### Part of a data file
■ ■ ■ ■ ■

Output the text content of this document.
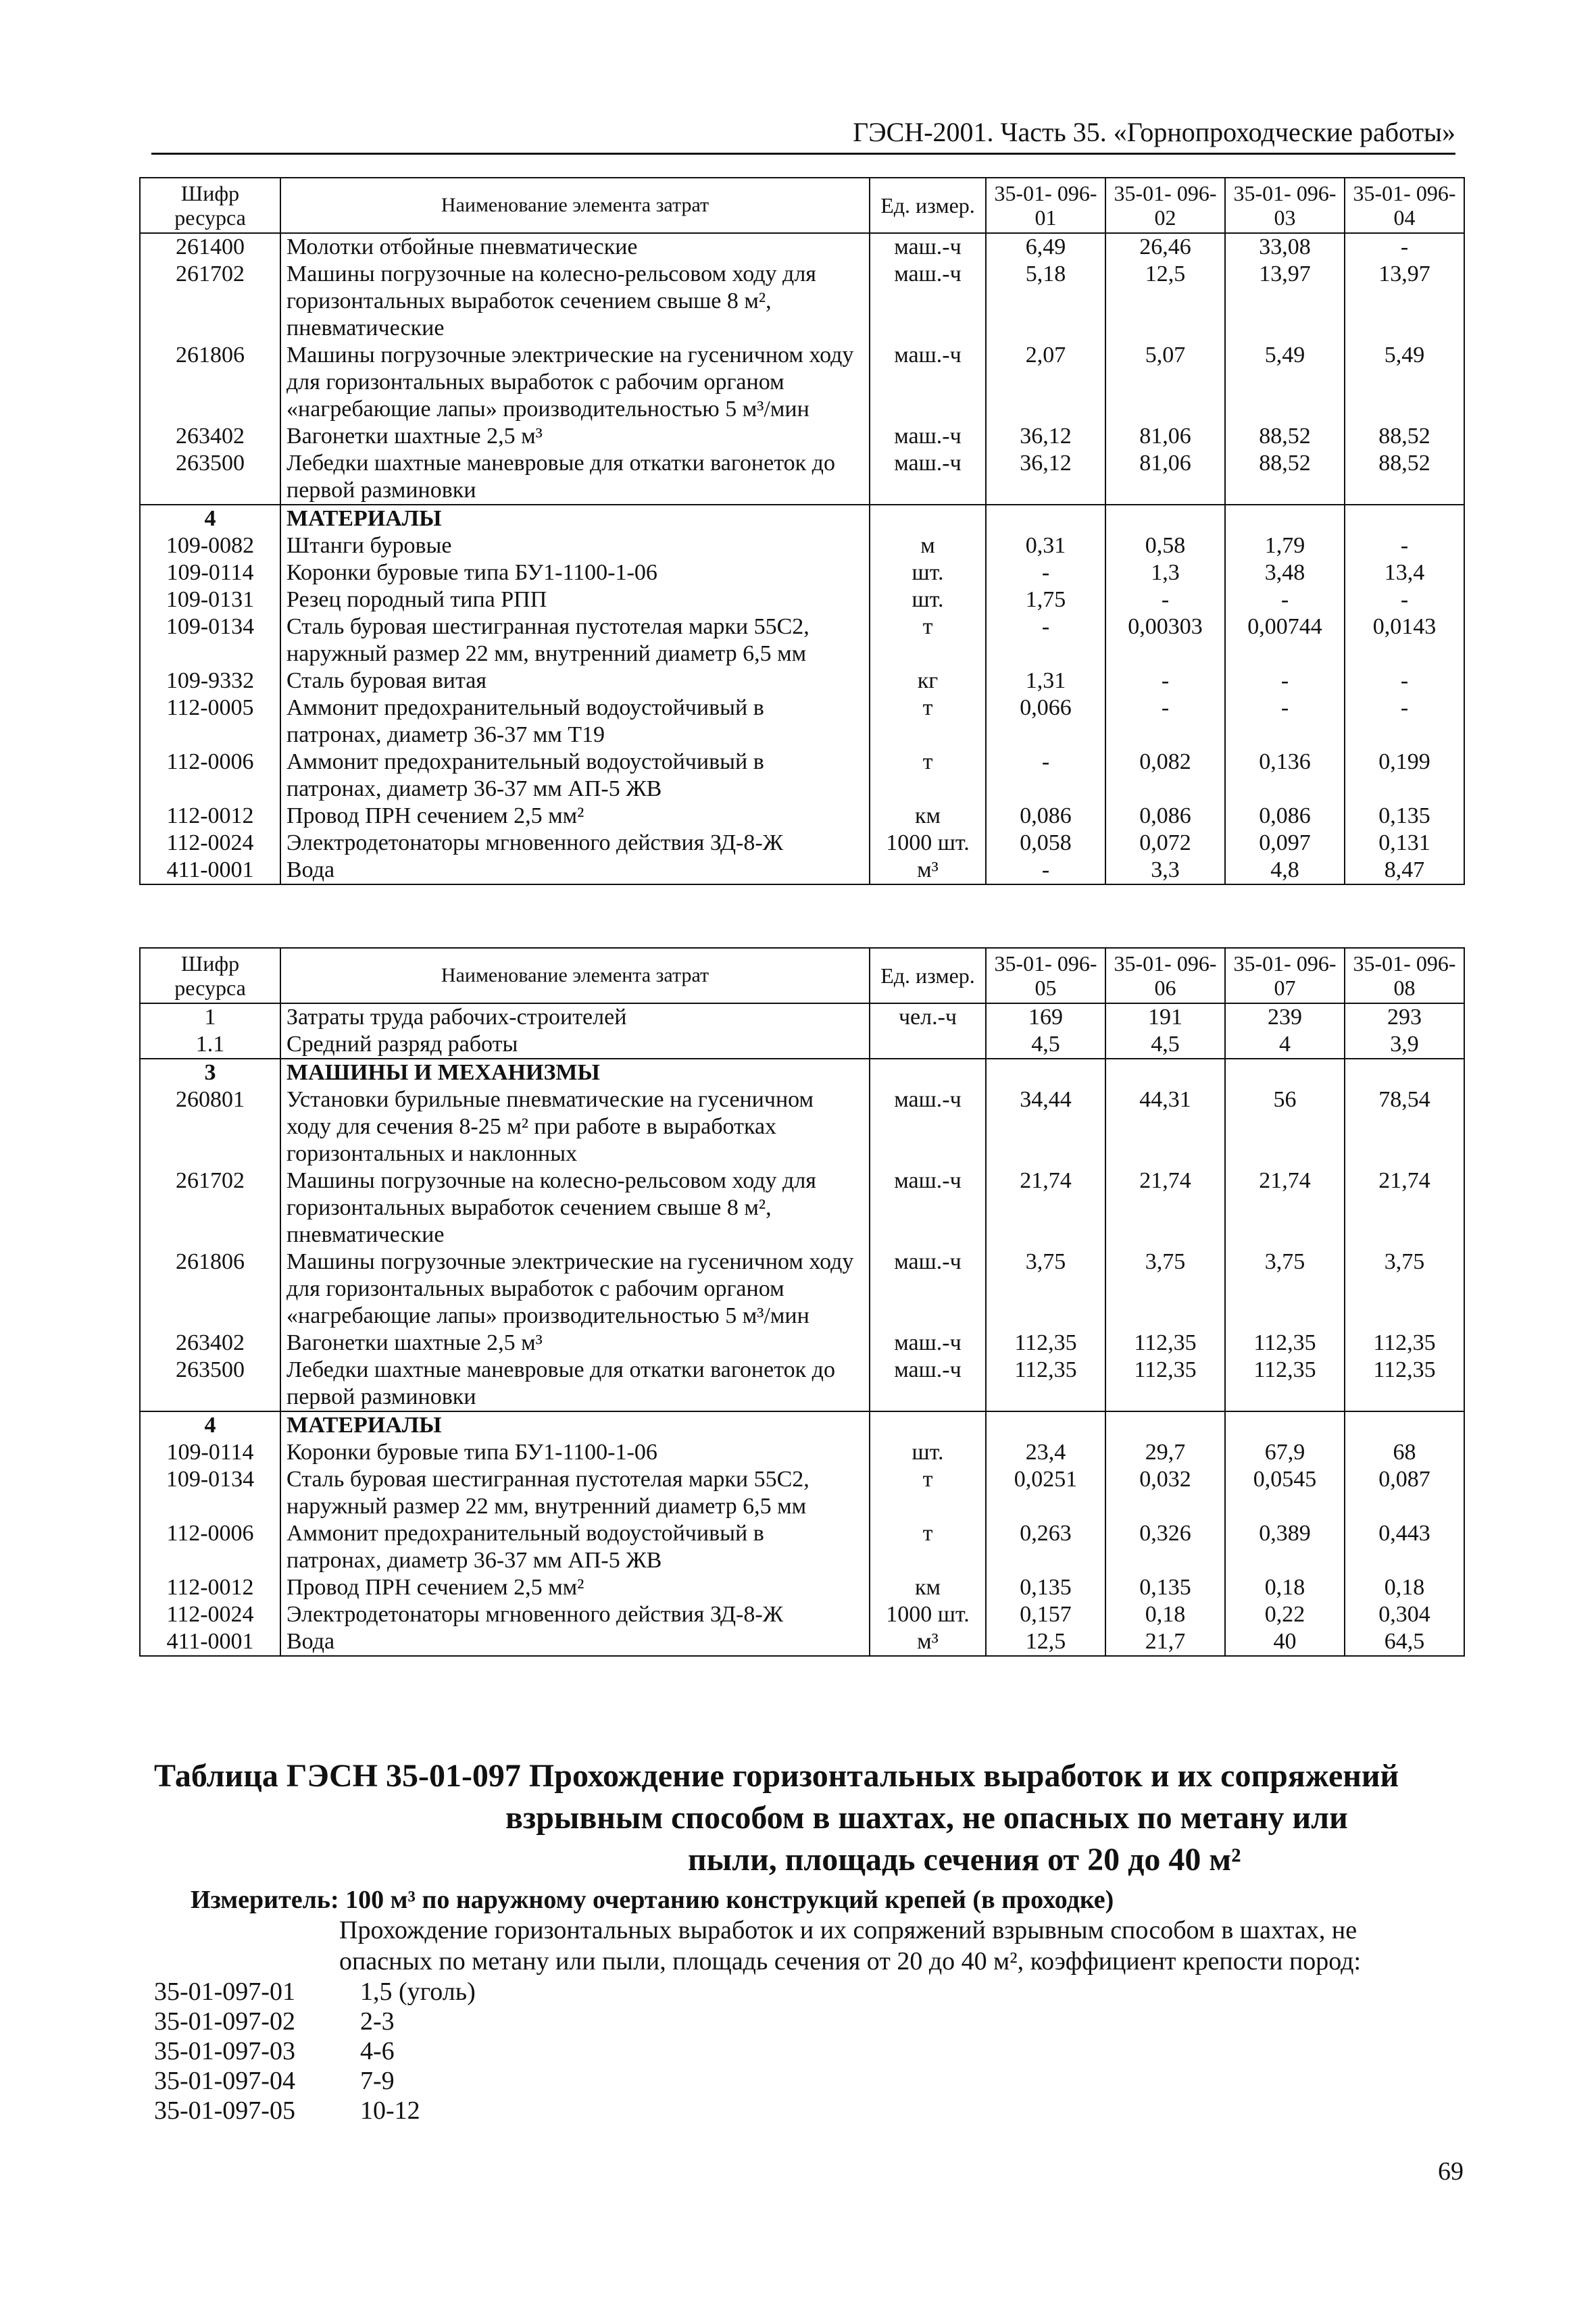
ГЭСН-2001. Часть 35. «Горнопроходческие работы»
Шифр ресурса	Наименование элемента затрат	Ед. измер.	35-01- 096-01	35-01- 096-02	35-01- 096-03	35-01- 096-04
261400	Молотки отбойные пневматические	маш.-ч	6,49	26,46	33,08	-
261702	Машины погрузочные на колесно-рельсовом ходу для горизонтальных выработок сечением свыше 8 м², пневматические	маш.-ч	5,18	12,5	13,97	13,97
261806	Машины погрузочные электрические на гусеничном ходу для горизонтальных выработок с рабочим органом «нагребающие лапы» производительностью 5 м³/мин	маш.-ч	2,07	5,07	5,49	5,49
263402	Вагонетки шахтные 2,5 м³	маш.-ч	36,12	81,06	88,52	88,52
263500	Лебедки шахтные маневровые для откатки вагонеток до первой разминовки	маш.-ч	36,12	81,06	88,52	88,52
4	МАТЕРИАЛЫ					
109-0082	Штанги буровые	м	0,31	0,58	1,79	-
109-0114	Коронки буровые типа БУ1-1100-1-06	шт.	-	1,3	3,48	13,4
109-0131	Резец породный типа РПП	шт.	1,75	-	-	-
109-0134	Сталь буровая шестигранная пустотелая марки 55С2, наружный размер 22 мм, внутренний диаметр 6,5 мм	т	-	0,00303	0,00744	0,0143
109-9332	Сталь буровая витая	кг	1,31	-	-	-
112-0005	Аммонит предохранительный водоустойчивый в патронах, диаметр 36-37 мм Т19	т	0,066	-	-	-
112-0006	Аммонит предохранительный водоустойчивый в патронах, диаметр 36-37 мм АП-5 ЖВ	т	-	0,082	0,136	0,199
112-0012	Провод ПРН сечением 2,5 мм²	км	0,086	0,086	0,086	0,135
112-0024	Электродетонаторы мгновенного действия ЗД-8-Ж	1000 шт.	0,058	0,072	0,097	0,131
411-0001	Вода	м³	-	3,3	4,8	8,47
Шифр ресурса	Наименование элемента затрат	Ед. измер.	35-01- 096-05	35-01- 096-06	35-01- 096-07	35-01- 096-08
1	Затраты труда рабочих-строителей	чел.-ч	169	191	239	293
1.1	Средний разряд работы		4,5	4,5	4	3,9
3	МАШИНЫ И МЕХАНИЗМЫ					
260801	Установки бурильные пневматические на гусеничном ходу для сечения 8-25 м² при работе в выработках горизонтальных и наклонных	маш.-ч	34,44	44,31	56	78,54
261702	Машины погрузочные на колесно-рельсовом ходу для горизонтальных выработок сечением свыше 8 м², пневматические	маш.-ч	21,74	21,74	21,74	21,74
261806	Машины погрузочные электрические на гусеничном ходу для горизонтальных выработок с рабочим органом «нагребающие лапы» производительностью 5 м³/мин	маш.-ч	3,75	3,75	3,75	3,75
263402	Вагонетки шахтные 2,5 м³	маш.-ч	112,35	112,35	112,35	112,35
263500	Лебедки шахтные маневровые для откатки вагонеток до первой разминовки	маш.-ч	112,35	112,35	112,35	112,35
4	МАТЕРИАЛЫ					
109-0114	Коронки буровые типа БУ1-1100-1-06	шт.	23,4	29,7	67,9	68
109-0134	Сталь буровая шестигранная пустотелая марки 55С2, наружный размер 22 мм, внутренний диаметр 6,5 мм	т	0,0251	0,032	0,0545	0,087
112-0006	Аммонит предохранительный водоустойчивый в патронах, диаметр 36-37 мм АП-5 ЖВ	т	0,263	0,326	0,389	0,443
112-0012	Провод ПРН сечением 2,5 мм²	км	0,135	0,135	0,18	0,18
112-0024	Электродетонаторы мгновенного действия ЗД-8-Ж	1000 шт.	0,157	0,18	0,22	0,304
411-0001	Вода	м³	12,5	21,7	40	64,5
Таблица ГЭСН 35-01-097 Прохождение горизонтальных выработок и их сопряжений
взрывным способом в шахтах, не опасных по метану или
пыли, площадь сечения от 20 до 40 м²
Измеритель: 100 м³ по наружному очертанию конструкций крепей (в проходке)
Прохождение горизонтальных выработок и их сопряжений взрывным способом в шахтах, не опасных по метану или пыли, площадь сечения от 20 до 40 м², коэффициент крепости пород:
35-01-097-01	1,5 (уголь)
35-01-097-02	2-3
35-01-097-03	4-6
35-01-097-04	7-9
35-01-097-05	10-12
69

■ ■ ■ ■ ■

### Request
Extract every line from the records above that contains the word "Сталь".

### In response
109-0134	Сталь буровая шестигранная пустотелая марки 55С2, наружный размер 22 мм, внутренний диаметр 6,5 мм	т	-	0,00303	0,00744	0,0143
109-9332	Сталь буровая витая	кг	1,31	-	-	-
109-0134	Сталь буровая шестигранная пустотелая марки 55С2, наружный размер 22 мм, внутренний диаметр 6,5 мм	т	0,0251	0,032	0,0545	0,087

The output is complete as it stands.